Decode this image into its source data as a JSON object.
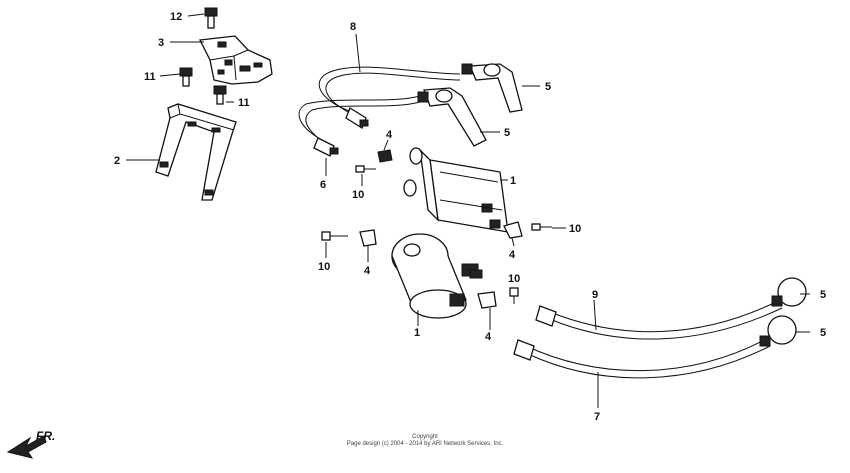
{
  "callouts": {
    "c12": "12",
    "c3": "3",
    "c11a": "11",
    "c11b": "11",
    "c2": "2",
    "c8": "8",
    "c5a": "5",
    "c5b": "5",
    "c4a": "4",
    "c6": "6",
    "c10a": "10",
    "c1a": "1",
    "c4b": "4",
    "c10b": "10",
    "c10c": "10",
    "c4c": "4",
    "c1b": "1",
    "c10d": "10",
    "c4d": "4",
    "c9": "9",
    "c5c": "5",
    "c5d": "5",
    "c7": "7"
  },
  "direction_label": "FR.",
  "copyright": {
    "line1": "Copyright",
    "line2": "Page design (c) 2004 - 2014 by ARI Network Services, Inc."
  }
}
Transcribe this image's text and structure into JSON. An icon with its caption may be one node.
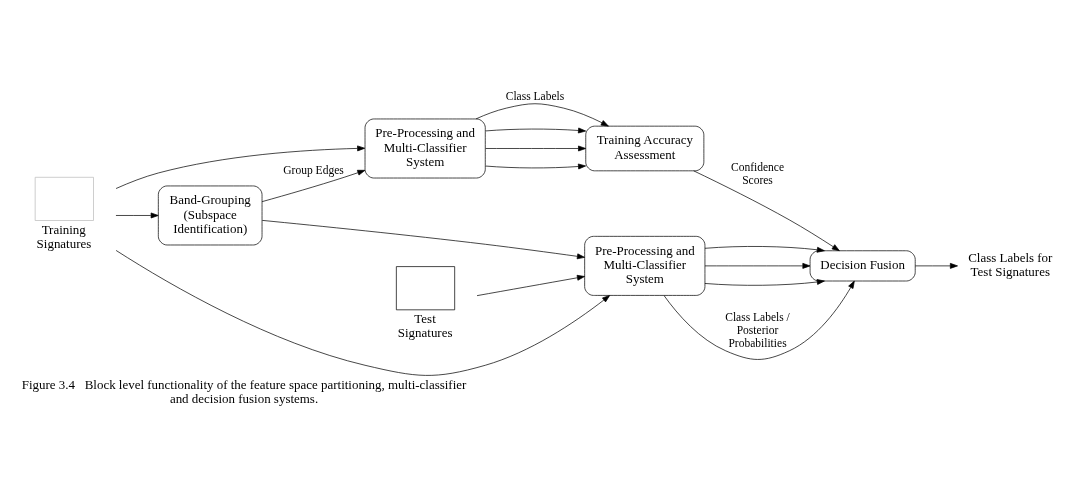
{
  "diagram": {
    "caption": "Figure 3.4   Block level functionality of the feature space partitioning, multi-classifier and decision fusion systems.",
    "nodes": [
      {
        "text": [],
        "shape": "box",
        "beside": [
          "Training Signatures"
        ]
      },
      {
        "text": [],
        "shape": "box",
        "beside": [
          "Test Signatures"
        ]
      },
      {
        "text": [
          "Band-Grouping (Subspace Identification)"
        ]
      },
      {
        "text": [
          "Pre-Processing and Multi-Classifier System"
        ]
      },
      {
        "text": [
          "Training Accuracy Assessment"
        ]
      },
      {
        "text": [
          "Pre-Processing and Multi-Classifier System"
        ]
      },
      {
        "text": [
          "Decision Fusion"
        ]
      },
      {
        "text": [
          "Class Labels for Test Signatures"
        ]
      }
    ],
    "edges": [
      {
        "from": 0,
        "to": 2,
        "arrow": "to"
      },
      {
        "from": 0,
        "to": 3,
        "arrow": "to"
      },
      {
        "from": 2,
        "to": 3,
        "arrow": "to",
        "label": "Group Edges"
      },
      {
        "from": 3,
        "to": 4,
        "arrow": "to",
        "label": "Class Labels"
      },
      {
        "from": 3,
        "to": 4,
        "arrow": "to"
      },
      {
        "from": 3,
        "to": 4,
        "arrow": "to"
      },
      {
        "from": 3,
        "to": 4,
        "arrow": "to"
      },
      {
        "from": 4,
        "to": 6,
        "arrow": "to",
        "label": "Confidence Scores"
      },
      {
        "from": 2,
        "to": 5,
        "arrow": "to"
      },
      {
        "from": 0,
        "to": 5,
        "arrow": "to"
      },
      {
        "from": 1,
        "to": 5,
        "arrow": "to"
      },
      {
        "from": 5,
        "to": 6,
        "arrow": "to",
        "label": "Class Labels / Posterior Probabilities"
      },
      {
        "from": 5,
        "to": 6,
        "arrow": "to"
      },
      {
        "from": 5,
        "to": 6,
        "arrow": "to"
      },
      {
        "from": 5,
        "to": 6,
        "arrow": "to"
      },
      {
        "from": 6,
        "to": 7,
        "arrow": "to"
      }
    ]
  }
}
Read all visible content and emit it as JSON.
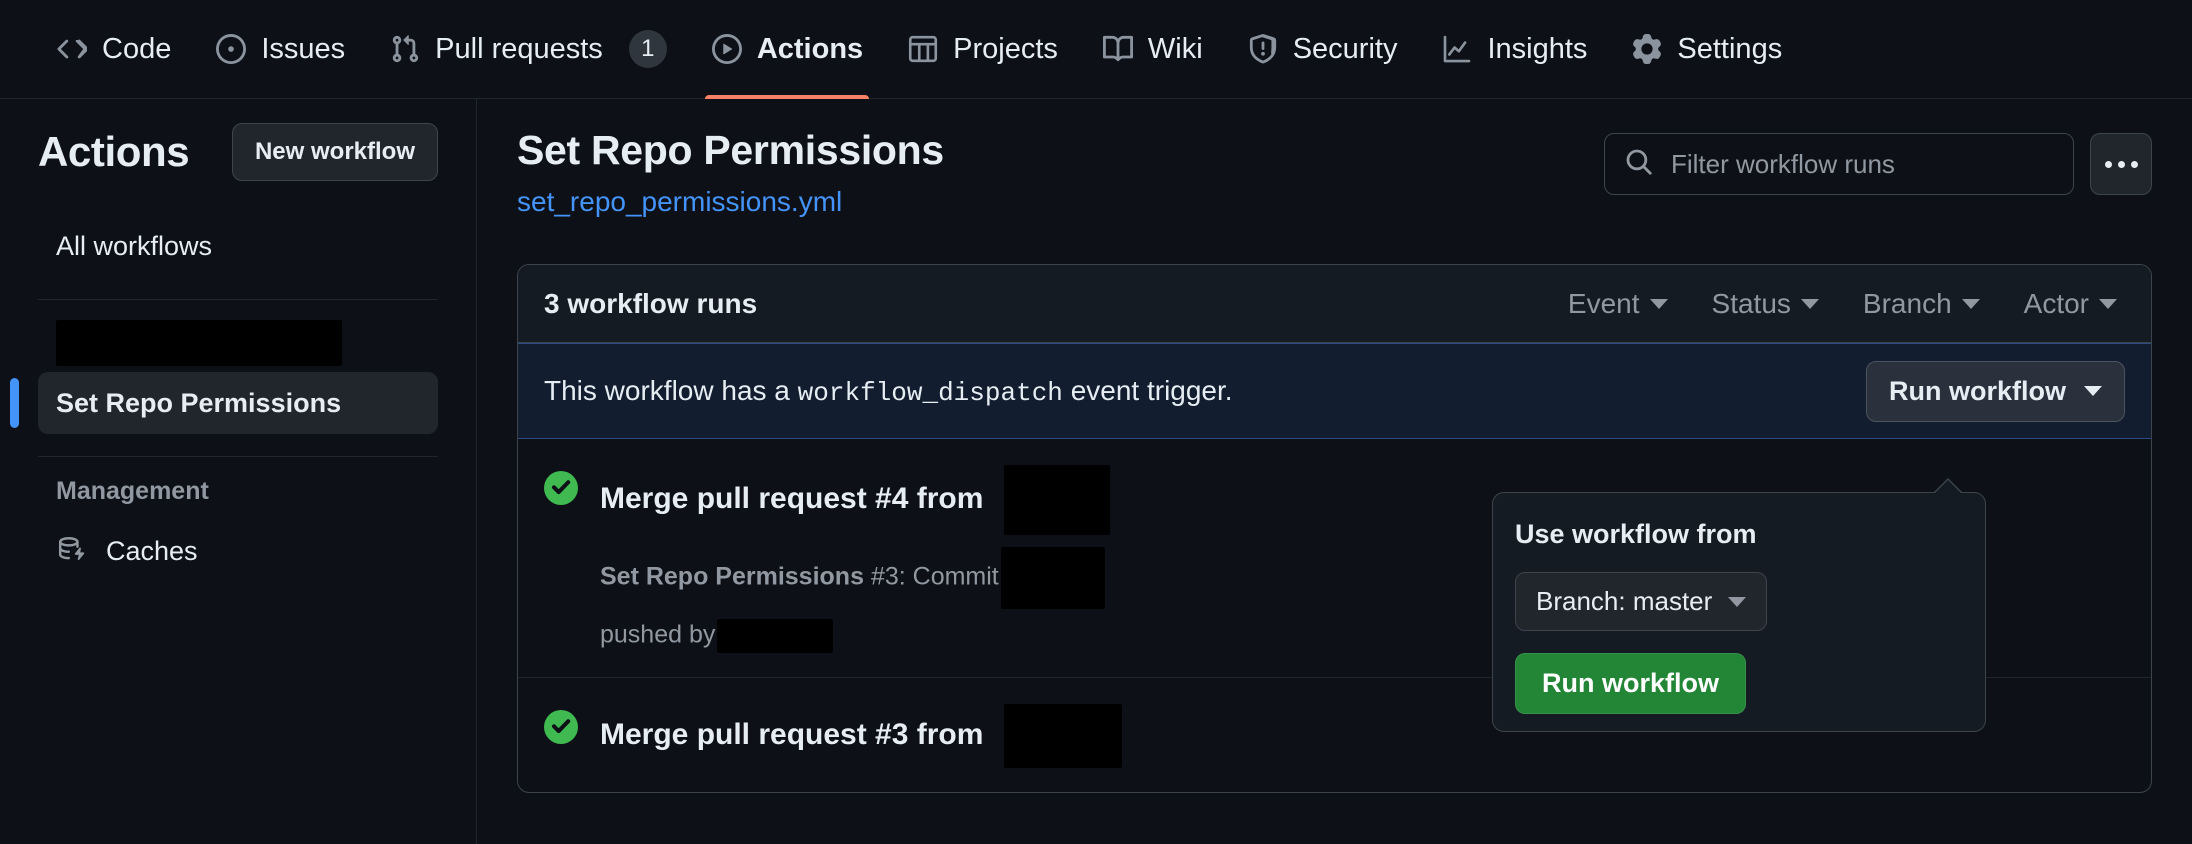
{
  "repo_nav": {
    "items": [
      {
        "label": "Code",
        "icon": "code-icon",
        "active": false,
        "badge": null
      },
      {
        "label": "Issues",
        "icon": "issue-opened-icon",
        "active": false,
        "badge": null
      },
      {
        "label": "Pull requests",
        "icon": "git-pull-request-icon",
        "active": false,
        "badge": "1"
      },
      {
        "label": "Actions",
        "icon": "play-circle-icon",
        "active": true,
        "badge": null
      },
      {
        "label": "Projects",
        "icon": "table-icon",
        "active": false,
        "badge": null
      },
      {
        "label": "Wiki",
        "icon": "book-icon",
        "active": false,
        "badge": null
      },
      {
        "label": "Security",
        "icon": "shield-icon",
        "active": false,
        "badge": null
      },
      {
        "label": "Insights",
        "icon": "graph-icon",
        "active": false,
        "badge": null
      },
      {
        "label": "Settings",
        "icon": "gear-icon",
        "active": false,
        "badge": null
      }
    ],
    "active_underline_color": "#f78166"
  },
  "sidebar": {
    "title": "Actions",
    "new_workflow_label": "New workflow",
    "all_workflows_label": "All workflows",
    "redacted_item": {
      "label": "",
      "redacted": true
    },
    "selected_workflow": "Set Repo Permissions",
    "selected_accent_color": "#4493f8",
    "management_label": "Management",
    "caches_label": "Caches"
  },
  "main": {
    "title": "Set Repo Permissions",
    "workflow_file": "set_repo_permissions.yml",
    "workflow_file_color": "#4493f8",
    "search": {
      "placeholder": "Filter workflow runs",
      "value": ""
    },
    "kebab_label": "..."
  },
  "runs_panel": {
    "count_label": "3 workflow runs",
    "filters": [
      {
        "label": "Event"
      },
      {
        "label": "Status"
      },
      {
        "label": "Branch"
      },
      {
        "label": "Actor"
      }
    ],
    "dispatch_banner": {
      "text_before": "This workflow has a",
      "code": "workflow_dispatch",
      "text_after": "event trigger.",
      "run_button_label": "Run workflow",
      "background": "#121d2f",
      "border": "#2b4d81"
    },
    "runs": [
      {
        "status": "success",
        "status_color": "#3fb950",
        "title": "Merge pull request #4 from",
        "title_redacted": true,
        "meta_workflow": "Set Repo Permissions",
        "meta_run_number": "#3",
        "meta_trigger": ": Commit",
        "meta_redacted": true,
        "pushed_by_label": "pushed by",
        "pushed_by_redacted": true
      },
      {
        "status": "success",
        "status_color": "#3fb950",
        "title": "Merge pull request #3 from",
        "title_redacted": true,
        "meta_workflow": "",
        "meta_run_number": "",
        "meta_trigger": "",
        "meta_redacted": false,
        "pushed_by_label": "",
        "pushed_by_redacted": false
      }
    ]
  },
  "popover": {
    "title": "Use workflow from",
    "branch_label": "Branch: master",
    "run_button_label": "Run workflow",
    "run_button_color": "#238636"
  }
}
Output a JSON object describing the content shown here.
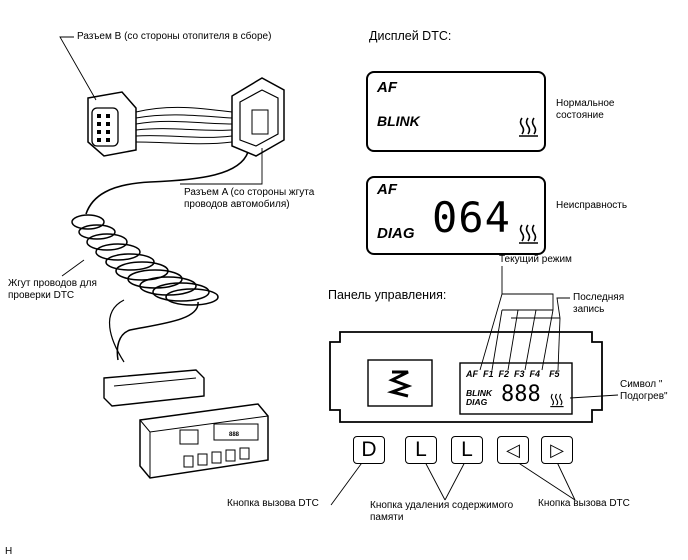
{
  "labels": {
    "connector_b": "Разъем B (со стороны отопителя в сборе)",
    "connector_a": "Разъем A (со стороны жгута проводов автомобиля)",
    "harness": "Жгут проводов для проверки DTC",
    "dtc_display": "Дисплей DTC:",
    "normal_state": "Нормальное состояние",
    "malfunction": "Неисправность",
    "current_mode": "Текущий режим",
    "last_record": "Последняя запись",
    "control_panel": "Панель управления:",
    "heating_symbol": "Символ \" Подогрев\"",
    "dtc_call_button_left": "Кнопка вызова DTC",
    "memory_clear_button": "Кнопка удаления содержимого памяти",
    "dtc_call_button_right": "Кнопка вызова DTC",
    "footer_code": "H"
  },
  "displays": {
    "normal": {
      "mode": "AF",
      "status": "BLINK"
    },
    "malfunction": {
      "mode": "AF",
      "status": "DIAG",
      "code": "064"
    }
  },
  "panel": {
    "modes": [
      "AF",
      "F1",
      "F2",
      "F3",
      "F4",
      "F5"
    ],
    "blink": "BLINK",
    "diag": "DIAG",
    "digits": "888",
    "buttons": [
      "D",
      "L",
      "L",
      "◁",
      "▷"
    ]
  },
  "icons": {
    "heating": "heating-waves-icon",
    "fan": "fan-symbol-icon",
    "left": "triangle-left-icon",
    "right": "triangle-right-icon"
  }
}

» **Exercise goal**
Reproduce every line of the material precisely, omitting its pictures.

» **Correct output**
Decode this image into its source data as a JSON object.
{
  "callouts": {
    "c12": "12",
    "c3": "3",
    "c11a": "11",
    "c11b": "11",
    "c2": "2",
    "c8": "8",
    "c5a": "5",
    "c5b": "5",
    "c4a": "4",
    "c6": "6",
    "c10a": "10",
    "c1a": "1",
    "c4b": "4",
    "c10b": "10",
    "c10c": "10",
    "c4c": "4",
    "c1b": "1",
    "c10d": "10",
    "c4d": "4",
    "c9": "9",
    "c5c": "5",
    "c5d": "5",
    "c7": "7"
  },
  "direction_label": "FR.",
  "copyright": {
    "line1": "Copyright",
    "line2": "Page design (c) 2004 - 2014 by ARI Network Services, Inc."
  }
}
Transcribe this image's text and structure into JSON. An icon with its caption may be one node.
{
  "diagram": {
    "caption": "Figure 3.4   Block level functionality of the feature space partitioning, multi-classifier and decision fusion systems.",
    "nodes": [
      {
        "text": [],
        "shape": "box",
        "beside": [
          "Training Signatures"
        ]
      },
      {
        "text": [],
        "shape": "box",
        "beside": [
          "Test Signatures"
        ]
      },
      {
        "text": [
          "Band-Grouping (Subspace Identification)"
        ]
      },
      {
        "text": [
          "Pre-Processing and Multi-Classifier System"
        ]
      },
      {
        "text": [
          "Training Accuracy Assessment"
        ]
      },
      {
        "text": [
          "Pre-Processing and Multi-Classifier System"
        ]
      },
      {
        "text": [
          "Decision Fusion"
        ]
      },
      {
        "text": [
          "Class Labels for Test Signatures"
        ]
      }
    ],
    "edges": [
      {
        "from": 0,
        "to": 2,
        "arrow": "to"
      },
      {
        "from": 0,
        "to": 3,
        "arrow": "to"
      },
      {
        "from": 2,
        "to": 3,
        "arrow": "to",
        "label": "Group Edges"
      },
      {
        "from": 3,
        "to": 4,
        "arrow": "to",
        "label": "Class Labels"
      },
      {
        "from": 3,
        "to": 4,
        "arrow": "to"
      },
      {
        "from": 3,
        "to": 4,
        "arrow": "to"
      },
      {
        "from": 3,
        "to": 4,
        "arrow": "to"
      },
      {
        "from": 4,
        "to": 6,
        "arrow": "to",
        "label": "Confidence Scores"
      },
      {
        "from": 2,
        "to": 5,
        "arrow": "to"
      },
      {
        "from": 0,
        "to": 5,
        "arrow": "to"
      },
      {
        "from": 1,
        "to": 5,
        "arrow": "to"
      },
      {
        "from": 5,
        "to": 6,
        "arrow": "to",
        "label": "Class Labels / Posterior Probabilities"
      },
      {
        "from": 5,
        "to": 6,
        "arrow": "to"
      },
      {
        "from": 5,
        "to": 6,
        "arrow": "to"
      },
      {
        "from": 5,
        "to": 6,
        "arrow": "to"
      },
      {
        "from": 6,
        "to": 7,
        "arrow": "to"
      }
    ]
  }
}
Read all visible content and emit it as JSON.
{
  "repo_nav": {
    "items": [
      {
        "label": "Code",
        "icon": "code-icon",
        "active": false,
        "badge": null
      },
      {
        "label": "Issues",
        "icon": "issue-opened-icon",
        "active": false,
        "badge": null
      },
      {
        "label": "Pull requests",
        "icon": "git-pull-request-icon",
        "active": false,
        "badge": "1"
      },
      {
        "label": "Actions",
        "icon": "play-circle-icon",
        "active": true,
        "badge": null
      },
      {
        "label": "Projects",
        "icon": "table-icon",
        "active": false,
        "badge": null
      },
      {
        "label": "Wiki",
        "icon": "book-icon",
        "active": false,
        "badge": null
      },
      {
        "label": "Security",
        "icon": "shield-icon",
        "active": false,
        "badge": null
      },
      {
        "label": "Insights",
        "icon": "graph-icon",
        "active": false,
        "badge": null
      },
      {
        "label": "Settings",
        "icon": "gear-icon",
        "active": false,
        "badge": null
      }
    ],
    "active_underline_color": "#f78166"
  },
  "sidebar": {
    "title": "Actions",
    "new_workflow_label": "New workflow",
    "all_workflows_label": "All workflows",
    "redacted_item": {
      "label": "",
      "redacted": true
    },
    "selected_workflow": "Set Repo Permissions",
    "selected_accent_color": "#4493f8",
    "management_label": "Management",
    "caches_label": "Caches"
  },
  "main": {
    "title": "Set Repo Permissions",
    "workflow_file": "set_repo_permissions.yml",
    "workflow_file_color": "#4493f8",
    "search": {
      "placeholder": "Filter workflow runs",
      "value": ""
    },
    "kebab_label": "..."
  },
  "runs_panel": {
    "count_label": "3 workflow runs",
    "filters": [
      {
        "label": "Event"
      },
      {
        "label": "Status"
      },
      {
        "label": "Branch"
      },
      {
        "label": "Actor"
      }
    ],
    "dispatch_banner": {
      "text_before": "This workflow has a",
      "code": "workflow_dispatch",
      "text_after": "event trigger.",
      "run_button_label": "Run workflow",
      "background": "#121d2f",
      "border": "#2b4d81"
    },
    "runs": [
      {
        "status": "success",
        "status_color": "#3fb950",
        "title": "Merge pull request #4 from",
        "title_redacted": true,
        "meta_workflow": "Set Repo Permissions",
        "meta_run_number": "#3",
        "meta_trigger": ": Commit",
        "meta_redacted": true,
        "pushed_by_label": "pushed by",
        "pushed_by_redacted": true
      },
      {
        "status": "success",
        "status_color": "#3fb950",
        "title": "Merge pull request #3 from",
        "title_redacted": true,
        "meta_workflow": "",
        "meta_run_number": "",
        "meta_trigger": "",
        "meta_redacted": false,
        "pushed_by_label": "",
        "pushed_by_redacted": false
      }
    ]
  },
  "popover": {
    "title": "Use workflow from",
    "branch_label": "Branch: master",
    "run_button_label": "Run workflow",
    "run_button_color": "#238636"
  }
}
Output a JSON object describing the content shown here.
{
  "labels": {
    "connector_b": "Разъем B (со стороны отопителя в сборе)",
    "connector_a": "Разъем A (со стороны жгута проводов автомобиля)",
    "harness": "Жгут проводов для проверки DTC",
    "dtc_display": "Дисплей DTC:",
    "normal_state": "Нормальное состояние",
    "malfunction": "Неисправность",
    "current_mode": "Текущий режим",
    "last_record": "Последняя запись",
    "control_panel": "Панель управления:",
    "heating_symbol": "Символ \" Подогрев\"",
    "dtc_call_button_left": "Кнопка вызова DTC",
    "memory_clear_button": "Кнопка удаления содержимого памяти",
    "dtc_call_button_right": "Кнопка вызова DTC",
    "footer_code": "H"
  },
  "displays": {
    "normal": {
      "mode": "AF",
      "status": "BLINK"
    },
    "malfunction": {
      "mode": "AF",
      "status": "DIAG",
      "code": "064"
    }
  },
  "panel": {
    "modes": [
      "AF",
      "F1",
      "F2",
      "F3",
      "F4",
      "F5"
    ],
    "blink": "BLINK",
    "diag": "DIAG",
    "digits": "888",
    "buttons": [
      "D",
      "L",
      "L",
      "◁",
      "▷"
    ]
  },
  "icons": {
    "heating": "heating-waves-icon",
    "fan": "fan-symbol-icon",
    "left": "triangle-left-icon",
    "right": "triangle-right-icon"
  }
}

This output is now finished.